[Saved entries]
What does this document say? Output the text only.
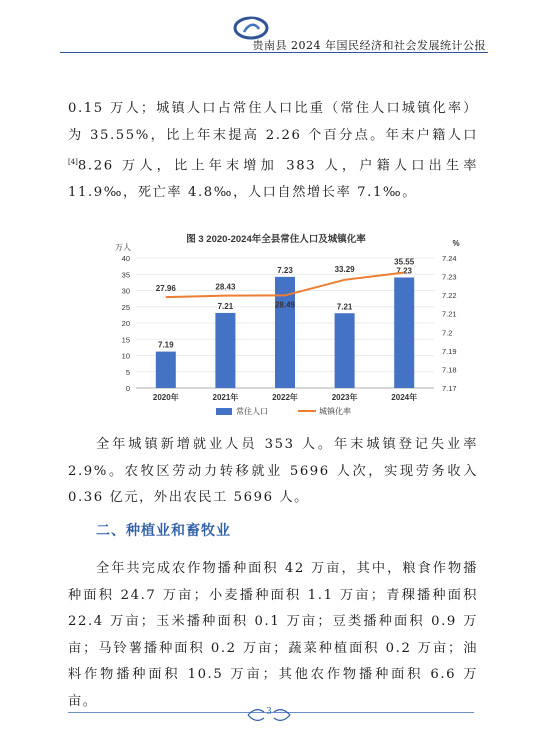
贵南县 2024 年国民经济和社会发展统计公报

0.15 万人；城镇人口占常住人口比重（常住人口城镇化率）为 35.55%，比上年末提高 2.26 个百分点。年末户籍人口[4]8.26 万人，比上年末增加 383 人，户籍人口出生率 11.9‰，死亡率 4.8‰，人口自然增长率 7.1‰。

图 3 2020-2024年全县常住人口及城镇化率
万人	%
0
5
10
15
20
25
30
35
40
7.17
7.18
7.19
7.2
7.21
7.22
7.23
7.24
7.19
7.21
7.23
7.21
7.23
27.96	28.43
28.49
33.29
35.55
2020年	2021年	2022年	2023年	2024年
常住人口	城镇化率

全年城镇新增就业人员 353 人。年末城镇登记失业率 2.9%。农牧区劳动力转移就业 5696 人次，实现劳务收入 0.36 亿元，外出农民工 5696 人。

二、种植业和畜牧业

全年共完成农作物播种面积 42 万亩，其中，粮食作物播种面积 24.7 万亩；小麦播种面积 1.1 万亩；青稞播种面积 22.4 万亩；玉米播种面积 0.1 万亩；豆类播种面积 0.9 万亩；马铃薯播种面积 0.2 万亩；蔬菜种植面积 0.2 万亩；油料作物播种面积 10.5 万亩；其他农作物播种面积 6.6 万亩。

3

---

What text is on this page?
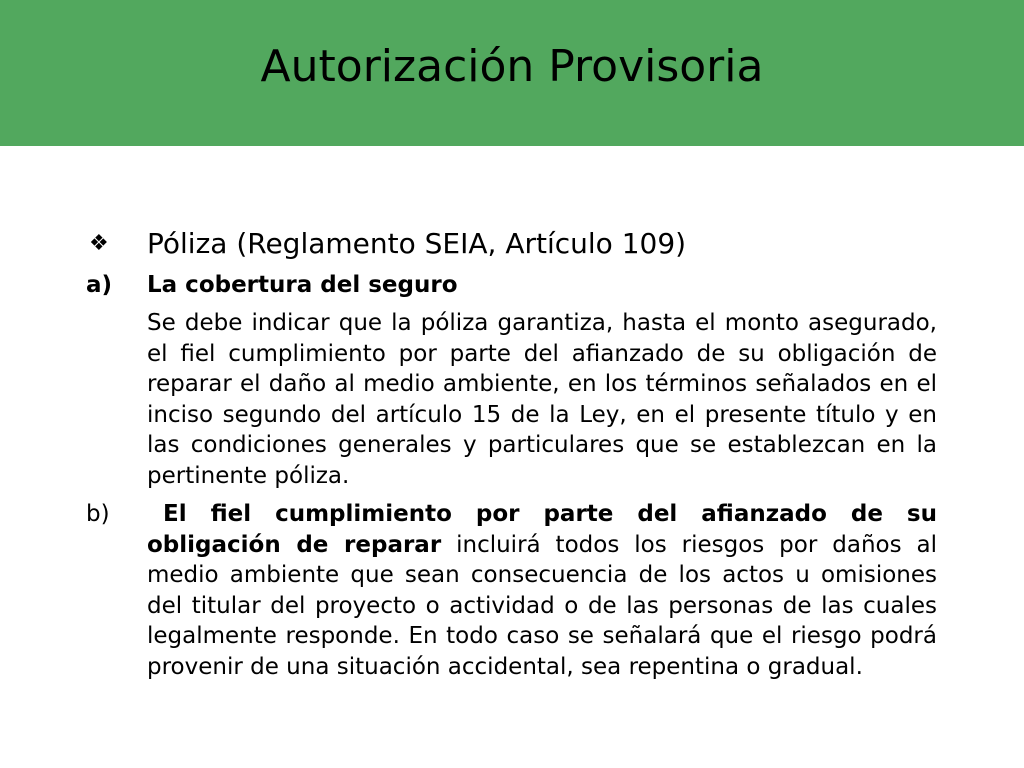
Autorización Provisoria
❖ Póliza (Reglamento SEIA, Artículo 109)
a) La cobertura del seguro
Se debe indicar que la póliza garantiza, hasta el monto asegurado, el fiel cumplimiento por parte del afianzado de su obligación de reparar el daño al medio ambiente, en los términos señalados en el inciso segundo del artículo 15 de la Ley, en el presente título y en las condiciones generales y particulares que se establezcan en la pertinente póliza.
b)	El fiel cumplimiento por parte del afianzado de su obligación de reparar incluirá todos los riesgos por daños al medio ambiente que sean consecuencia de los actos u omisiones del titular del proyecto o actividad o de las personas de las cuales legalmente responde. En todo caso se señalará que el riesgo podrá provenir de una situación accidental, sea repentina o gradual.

**Problem details**
Your task is to report how many lines of the material include the string "obligación". Give the number and no other words.

**Written solution**
2